Exercise instructions: Skip every picture and transcribe the remaining material exactly.

Supplied material:
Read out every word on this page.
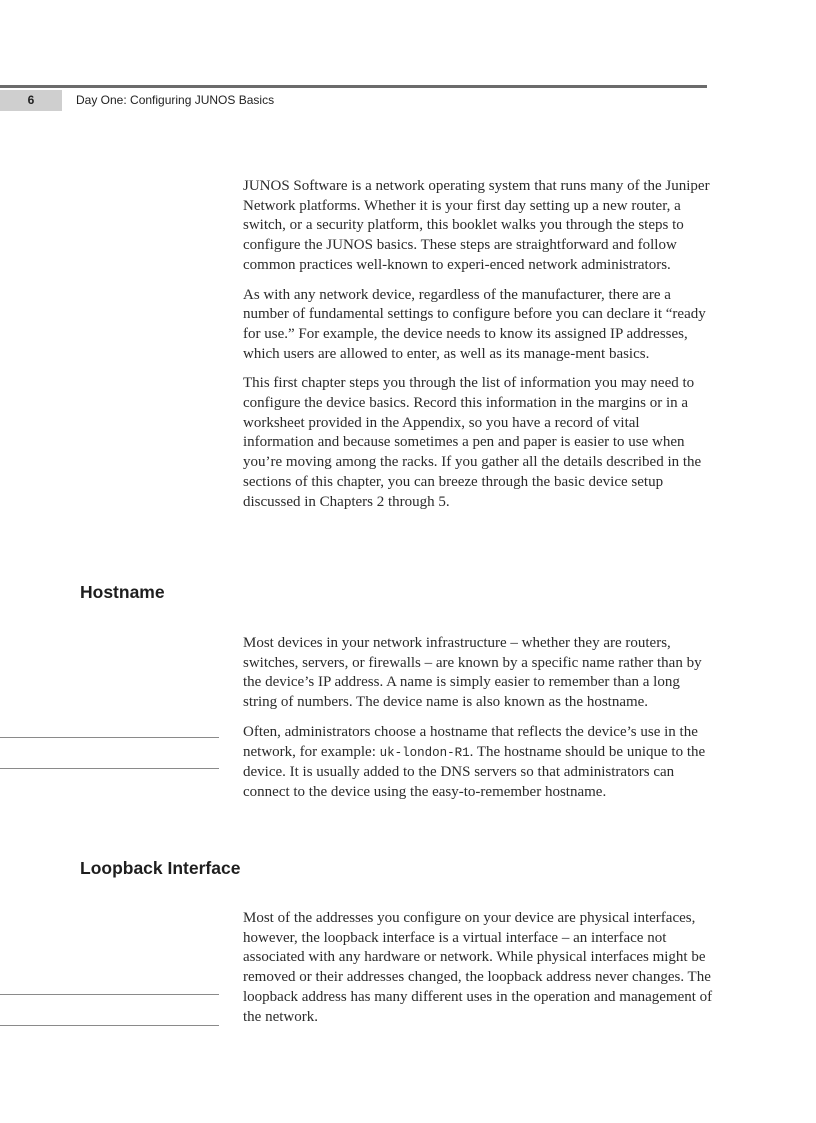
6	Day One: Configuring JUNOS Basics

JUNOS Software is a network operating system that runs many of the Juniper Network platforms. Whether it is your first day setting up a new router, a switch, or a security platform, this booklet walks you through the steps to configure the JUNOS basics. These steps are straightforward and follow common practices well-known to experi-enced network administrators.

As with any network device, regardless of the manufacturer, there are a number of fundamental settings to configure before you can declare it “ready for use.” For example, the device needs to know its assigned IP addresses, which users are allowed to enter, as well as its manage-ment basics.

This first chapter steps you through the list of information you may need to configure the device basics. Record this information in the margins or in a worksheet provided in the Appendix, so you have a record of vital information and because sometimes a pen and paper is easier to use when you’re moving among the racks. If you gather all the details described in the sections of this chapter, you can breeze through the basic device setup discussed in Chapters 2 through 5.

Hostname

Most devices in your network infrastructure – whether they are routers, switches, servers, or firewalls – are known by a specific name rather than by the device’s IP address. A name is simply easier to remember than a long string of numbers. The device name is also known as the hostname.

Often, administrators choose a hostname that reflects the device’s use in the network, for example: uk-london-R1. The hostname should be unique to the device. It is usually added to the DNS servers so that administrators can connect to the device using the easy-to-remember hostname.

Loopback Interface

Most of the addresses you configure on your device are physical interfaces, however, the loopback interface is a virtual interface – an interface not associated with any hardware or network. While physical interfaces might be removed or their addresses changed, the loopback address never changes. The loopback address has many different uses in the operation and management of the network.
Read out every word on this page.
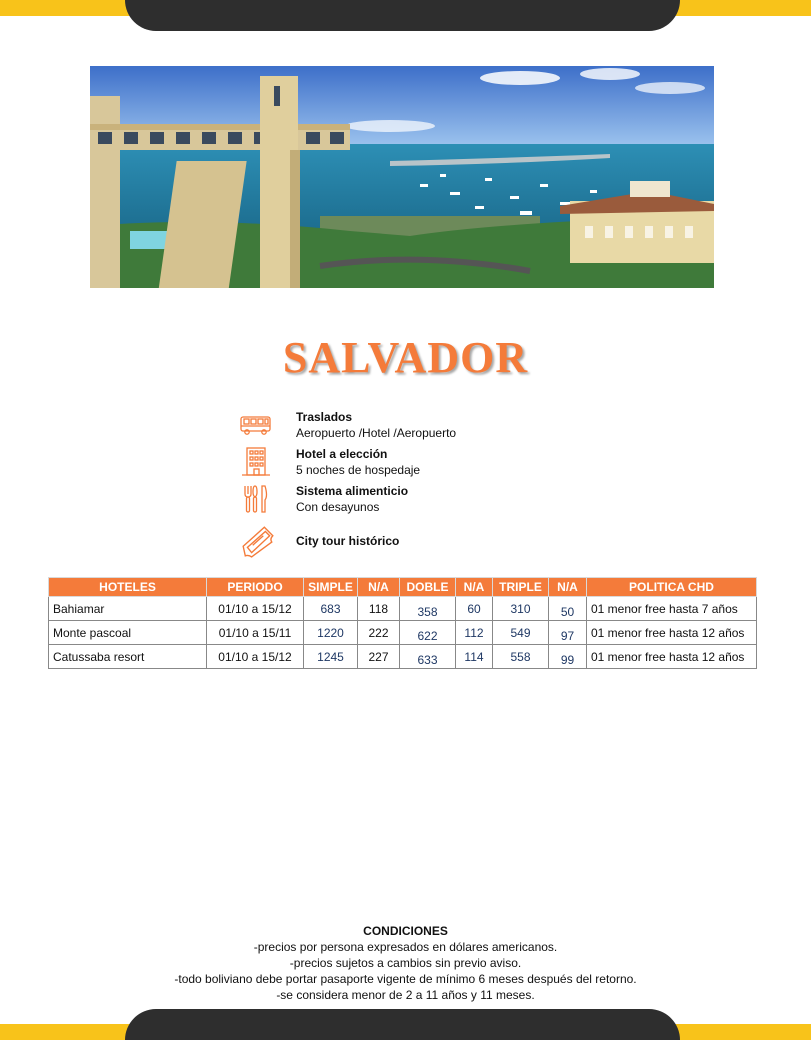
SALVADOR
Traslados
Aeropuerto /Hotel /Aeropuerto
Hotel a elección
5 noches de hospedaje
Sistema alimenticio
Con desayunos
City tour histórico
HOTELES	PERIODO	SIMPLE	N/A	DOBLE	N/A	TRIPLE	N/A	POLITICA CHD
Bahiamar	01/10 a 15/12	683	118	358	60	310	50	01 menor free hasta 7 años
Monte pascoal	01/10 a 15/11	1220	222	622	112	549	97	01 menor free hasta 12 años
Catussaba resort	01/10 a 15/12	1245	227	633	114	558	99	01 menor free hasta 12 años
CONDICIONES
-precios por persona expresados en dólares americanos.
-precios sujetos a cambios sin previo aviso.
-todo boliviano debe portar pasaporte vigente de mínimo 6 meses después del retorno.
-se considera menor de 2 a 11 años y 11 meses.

Task result:
Read out every word on this page.
6	Day One: Configuring JUNOS Basics

JUNOS Software is a network operating system that runs many of the Juniper Network platforms. Whether it is your first day setting up a new router, a switch, or a security platform, this booklet walks you through the steps to configure the JUNOS basics. These steps are straightforward and follow common practices well-known to experi-enced network administrators.

As with any network device, regardless of the manufacturer, there are a number of fundamental settings to configure before you can declare it “ready for use.” For example, the device needs to know its assigned IP addresses, which users are allowed to enter, as well as its manage-ment basics.

This first chapter steps you through the list of information you may need to configure the device basics. Record this information in the margins or in a worksheet provided in the Appendix, so you have a record of vital information and because sometimes a pen and paper is easier to use when you’re moving among the racks. If you gather all the details described in the sections of this chapter, you can breeze through the basic device setup discussed in Chapters 2 through 5.

Hostname

Most devices in your network infrastructure – whether they are routers, switches, servers, or firewalls – are known by a specific name rather than by the device’s IP address. A name is simply easier to remember than a long string of numbers. The device name is also known as the hostname.

Often, administrators choose a hostname that reflects the device’s use in the network, for example: uk-london-R1. The hostname should be unique to the device. It is usually added to the DNS servers so that administrators can connect to the device using the easy-to-remember hostname.

Loopback Interface

Most of the addresses you configure on your device are physical interfaces, however, the loopback interface is a virtual interface – an interface not associated with any hardware or network. While physical interfaces might be removed or their addresses changed, the loopback address never changes. The loopback address has many different uses in the operation and management of the network.
Read out every word on this page.
SALVADOR
Traslados
Aeropuerto /Hotel /Aeropuerto
Hotel a elección
5 noches de hospedaje
Sistema alimenticio
Con desayunos
City tour histórico
HOTELES	PERIODO	SIMPLE	N/A	DOBLE	N/A	TRIPLE	N/A	POLITICA CHD
Bahiamar	01/10 a 15/12	683	118	358	60	310	50	01 menor free hasta 7 años
Monte pascoal	01/10 a 15/11	1220	222	622	112	549	97	01 menor free hasta 12 años
Catussaba resort	01/10 a 15/12	1245	227	633	114	558	99	01 menor free hasta 12 años
CONDICIONES
-precios por persona expresados en dólares americanos.
-precios sujetos a cambios sin previo aviso.
-todo boliviano debe portar pasaporte vigente de mínimo 6 meses después del retorno.
-se considera menor de 2 a 11 años y 11 meses.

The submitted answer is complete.